Quote the records in full and leave their pictures out.

- - - -

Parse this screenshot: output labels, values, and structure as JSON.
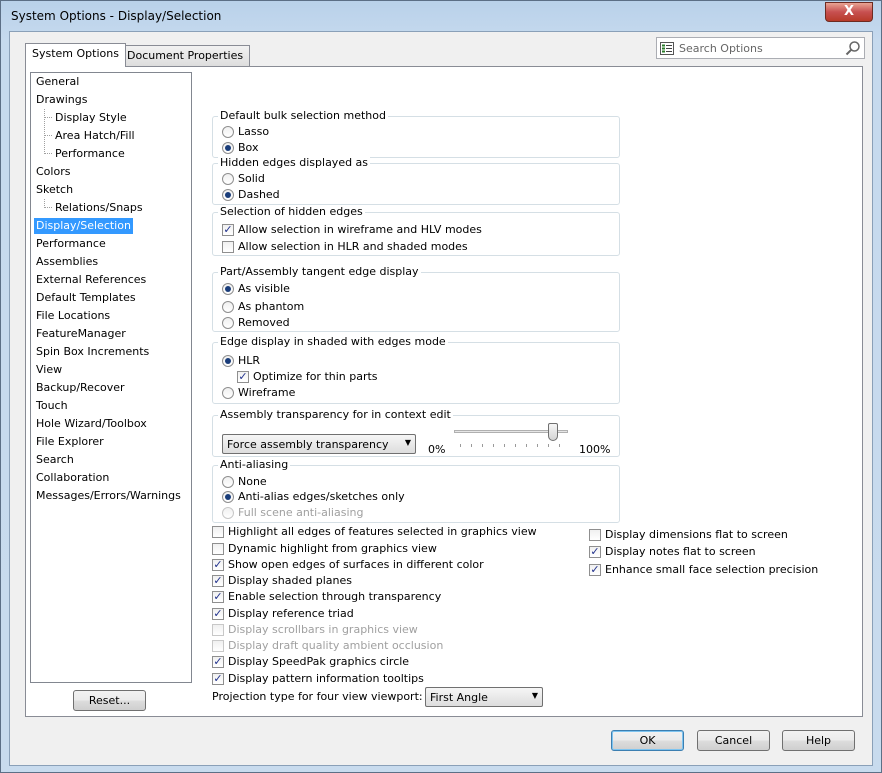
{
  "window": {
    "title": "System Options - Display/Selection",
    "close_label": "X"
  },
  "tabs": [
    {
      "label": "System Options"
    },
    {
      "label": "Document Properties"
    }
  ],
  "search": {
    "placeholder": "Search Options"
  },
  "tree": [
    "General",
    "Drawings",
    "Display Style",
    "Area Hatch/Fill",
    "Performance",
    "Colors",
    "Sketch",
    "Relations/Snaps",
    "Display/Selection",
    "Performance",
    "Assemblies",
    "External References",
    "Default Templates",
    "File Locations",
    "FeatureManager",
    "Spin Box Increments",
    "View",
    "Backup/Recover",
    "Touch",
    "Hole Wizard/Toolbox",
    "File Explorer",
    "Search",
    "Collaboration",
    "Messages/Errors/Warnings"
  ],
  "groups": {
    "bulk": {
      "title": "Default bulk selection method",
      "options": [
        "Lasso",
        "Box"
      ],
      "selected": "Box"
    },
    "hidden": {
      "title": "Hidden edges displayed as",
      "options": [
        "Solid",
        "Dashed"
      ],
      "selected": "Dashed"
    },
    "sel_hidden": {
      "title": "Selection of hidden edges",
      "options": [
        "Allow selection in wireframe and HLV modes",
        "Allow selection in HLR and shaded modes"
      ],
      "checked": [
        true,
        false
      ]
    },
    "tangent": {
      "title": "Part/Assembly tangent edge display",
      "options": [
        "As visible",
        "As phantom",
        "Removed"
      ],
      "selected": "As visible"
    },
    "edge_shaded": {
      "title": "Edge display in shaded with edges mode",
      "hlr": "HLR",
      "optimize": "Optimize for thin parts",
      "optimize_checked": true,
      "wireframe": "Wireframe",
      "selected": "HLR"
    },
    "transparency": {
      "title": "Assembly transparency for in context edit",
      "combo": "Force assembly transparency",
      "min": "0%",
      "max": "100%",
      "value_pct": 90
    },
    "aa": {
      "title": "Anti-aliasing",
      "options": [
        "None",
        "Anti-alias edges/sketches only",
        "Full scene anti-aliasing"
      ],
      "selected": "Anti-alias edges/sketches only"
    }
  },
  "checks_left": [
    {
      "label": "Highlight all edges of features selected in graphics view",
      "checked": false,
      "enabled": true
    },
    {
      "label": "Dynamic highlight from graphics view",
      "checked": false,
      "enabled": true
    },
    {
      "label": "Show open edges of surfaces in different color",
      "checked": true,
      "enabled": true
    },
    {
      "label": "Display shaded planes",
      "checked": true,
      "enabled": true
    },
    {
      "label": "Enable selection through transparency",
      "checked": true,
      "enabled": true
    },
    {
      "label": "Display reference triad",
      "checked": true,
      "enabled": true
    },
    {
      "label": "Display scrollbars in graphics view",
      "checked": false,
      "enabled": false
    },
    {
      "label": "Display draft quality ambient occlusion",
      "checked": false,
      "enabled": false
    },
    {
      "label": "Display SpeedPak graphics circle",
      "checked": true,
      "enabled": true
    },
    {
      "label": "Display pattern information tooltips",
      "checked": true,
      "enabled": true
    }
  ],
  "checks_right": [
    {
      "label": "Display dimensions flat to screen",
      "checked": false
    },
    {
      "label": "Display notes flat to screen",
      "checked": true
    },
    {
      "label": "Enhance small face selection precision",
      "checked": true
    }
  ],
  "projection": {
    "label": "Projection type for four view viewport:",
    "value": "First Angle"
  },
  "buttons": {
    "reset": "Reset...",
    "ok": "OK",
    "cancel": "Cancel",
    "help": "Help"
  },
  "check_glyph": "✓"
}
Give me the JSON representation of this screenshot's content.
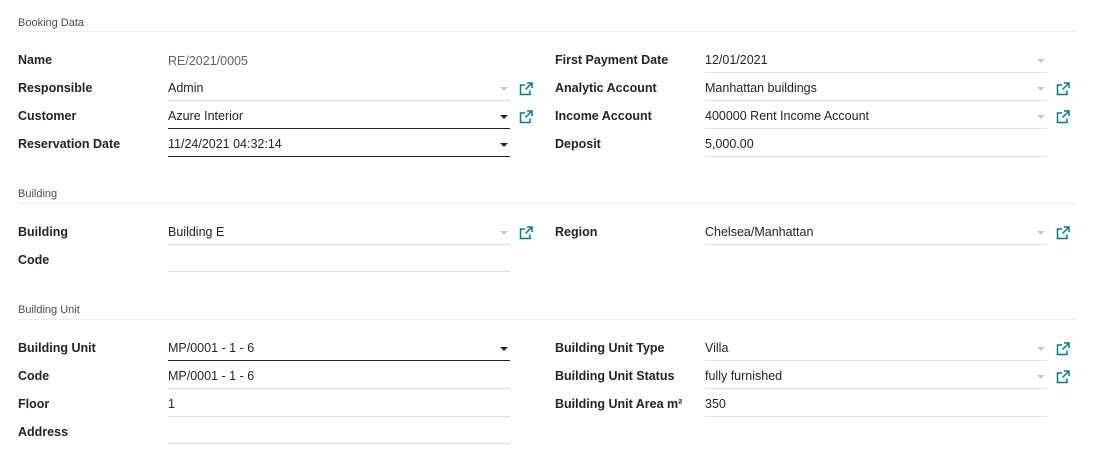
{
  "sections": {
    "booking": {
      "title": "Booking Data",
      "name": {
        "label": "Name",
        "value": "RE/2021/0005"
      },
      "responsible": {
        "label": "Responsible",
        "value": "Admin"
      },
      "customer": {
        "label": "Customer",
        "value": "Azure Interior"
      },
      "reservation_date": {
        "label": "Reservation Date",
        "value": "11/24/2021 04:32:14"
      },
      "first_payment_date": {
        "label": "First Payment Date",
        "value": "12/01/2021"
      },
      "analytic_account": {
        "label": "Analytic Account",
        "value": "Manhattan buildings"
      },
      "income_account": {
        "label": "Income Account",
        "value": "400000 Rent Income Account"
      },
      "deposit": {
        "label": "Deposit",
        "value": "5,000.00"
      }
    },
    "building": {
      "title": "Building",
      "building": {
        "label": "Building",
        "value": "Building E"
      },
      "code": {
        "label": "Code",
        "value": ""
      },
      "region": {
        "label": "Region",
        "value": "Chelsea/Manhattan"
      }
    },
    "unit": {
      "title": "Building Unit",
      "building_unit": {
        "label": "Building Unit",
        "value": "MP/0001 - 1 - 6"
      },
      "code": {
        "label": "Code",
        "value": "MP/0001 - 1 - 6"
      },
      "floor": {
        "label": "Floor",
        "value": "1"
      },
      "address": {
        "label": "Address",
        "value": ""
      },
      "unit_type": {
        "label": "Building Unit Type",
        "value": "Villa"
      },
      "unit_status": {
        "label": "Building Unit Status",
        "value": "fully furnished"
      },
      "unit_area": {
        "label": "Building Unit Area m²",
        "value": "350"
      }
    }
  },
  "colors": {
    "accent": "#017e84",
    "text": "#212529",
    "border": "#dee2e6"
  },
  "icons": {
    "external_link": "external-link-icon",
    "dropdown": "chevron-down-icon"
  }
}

- - - -

• The reply:
Parse this screenshot: output labels, values, and structure as JSON.
{
  "window": {
    "title": "System Options - Display/Selection",
    "close_label": "X"
  },
  "tabs": [
    {
      "label": "System Options"
    },
    {
      "label": "Document Properties"
    }
  ],
  "search": {
    "placeholder": "Search Options"
  },
  "tree": [
    "General",
    "Drawings",
    "Display Style",
    "Area Hatch/Fill",
    "Performance",
    "Colors",
    "Sketch",
    "Relations/Snaps",
    "Display/Selection",
    "Performance",
    "Assemblies",
    "External References",
    "Default Templates",
    "File Locations",
    "FeatureManager",
    "Spin Box Increments",
    "View",
    "Backup/Recover",
    "Touch",
    "Hole Wizard/Toolbox",
    "File Explorer",
    "Search",
    "Collaboration",
    "Messages/Errors/Warnings"
  ],
  "groups": {
    "bulk": {
      "title": "Default bulk selection method",
      "options": [
        "Lasso",
        "Box"
      ],
      "selected": "Box"
    },
    "hidden": {
      "title": "Hidden edges displayed as",
      "options": [
        "Solid",
        "Dashed"
      ],
      "selected": "Dashed"
    },
    "sel_hidden": {
      "title": "Selection of hidden edges",
      "options": [
        "Allow selection in wireframe and HLV modes",
        "Allow selection in HLR and shaded modes"
      ],
      "checked": [
        true,
        false
      ]
    },
    "tangent": {
      "title": "Part/Assembly tangent edge display",
      "options": [
        "As visible",
        "As phantom",
        "Removed"
      ],
      "selected": "As visible"
    },
    "edge_shaded": {
      "title": "Edge display in shaded with edges mode",
      "hlr": "HLR",
      "optimize": "Optimize for thin parts",
      "optimize_checked": true,
      "wireframe": "Wireframe",
      "selected": "HLR"
    },
    "transparency": {
      "title": "Assembly transparency for in context edit",
      "combo": "Force assembly transparency",
      "min": "0%",
      "max": "100%",
      "value_pct": 90
    },
    "aa": {
      "title": "Anti-aliasing",
      "options": [
        "None",
        "Anti-alias edges/sketches only",
        "Full scene anti-aliasing"
      ],
      "selected": "Anti-alias edges/sketches only"
    }
  },
  "checks_left": [
    {
      "label": "Highlight all edges of features selected in graphics view",
      "checked": false,
      "enabled": true
    },
    {
      "label": "Dynamic highlight from graphics view",
      "checked": false,
      "enabled": true
    },
    {
      "label": "Show open edges of surfaces in different color",
      "checked": true,
      "enabled": true
    },
    {
      "label": "Display shaded planes",
      "checked": true,
      "enabled": true
    },
    {
      "label": "Enable selection through transparency",
      "checked": true,
      "enabled": true
    },
    {
      "label": "Display reference triad",
      "checked": true,
      "enabled": true
    },
    {
      "label": "Display scrollbars in graphics view",
      "checked": false,
      "enabled": false
    },
    {
      "label": "Display draft quality ambient occlusion",
      "checked": false,
      "enabled": false
    },
    {
      "label": "Display SpeedPak graphics circle",
      "checked": true,
      "enabled": true
    },
    {
      "label": "Display pattern information tooltips",
      "checked": true,
      "enabled": true
    }
  ],
  "checks_right": [
    {
      "label": "Display dimensions flat to screen",
      "checked": false
    },
    {
      "label": "Display notes flat to screen",
      "checked": true
    },
    {
      "label": "Enhance small face selection precision",
      "checked": true
    }
  ],
  "projection": {
    "label": "Projection type for four view viewport:",
    "value": "First Angle"
  },
  "buttons": {
    "reset": "Reset...",
    "ok": "OK",
    "cancel": "Cancel",
    "help": "Help"
  },
  "check_glyph": "✓"
}
Give me the JSON representation of this screenshot's content.
{
  "sections": {
    "booking": {
      "title": "Booking Data",
      "name": {
        "label": "Name",
        "value": "RE/2021/0005"
      },
      "responsible": {
        "label": "Responsible",
        "value": "Admin"
      },
      "customer": {
        "label": "Customer",
        "value": "Azure Interior"
      },
      "reservation_date": {
        "label": "Reservation Date",
        "value": "11/24/2021 04:32:14"
      },
      "first_payment_date": {
        "label": "First Payment Date",
        "value": "12/01/2021"
      },
      "analytic_account": {
        "label": "Analytic Account",
        "value": "Manhattan buildings"
      },
      "income_account": {
        "label": "Income Account",
        "value": "400000 Rent Income Account"
      },
      "deposit": {
        "label": "Deposit",
        "value": "5,000.00"
      }
    },
    "building": {
      "title": "Building",
      "building": {
        "label": "Building",
        "value": "Building E"
      },
      "code": {
        "label": "Code",
        "value": ""
      },
      "region": {
        "label": "Region",
        "value": "Chelsea/Manhattan"
      }
    },
    "unit": {
      "title": "Building Unit",
      "building_unit": {
        "label": "Building Unit",
        "value": "MP/0001 - 1 - 6"
      },
      "code": {
        "label": "Code",
        "value": "MP/0001 - 1 - 6"
      },
      "floor": {
        "label": "Floor",
        "value": "1"
      },
      "address": {
        "label": "Address",
        "value": ""
      },
      "unit_type": {
        "label": "Building Unit Type",
        "value": "Villa"
      },
      "unit_status": {
        "label": "Building Unit Status",
        "value": "fully furnished"
      },
      "unit_area": {
        "label": "Building Unit Area m²",
        "value": "350"
      }
    }
  },
  "colors": {
    "accent": "#017e84",
    "text": "#212529",
    "border": "#dee2e6"
  },
  "icons": {
    "external_link": "external-link-icon",
    "dropdown": "chevron-down-icon"
  }
}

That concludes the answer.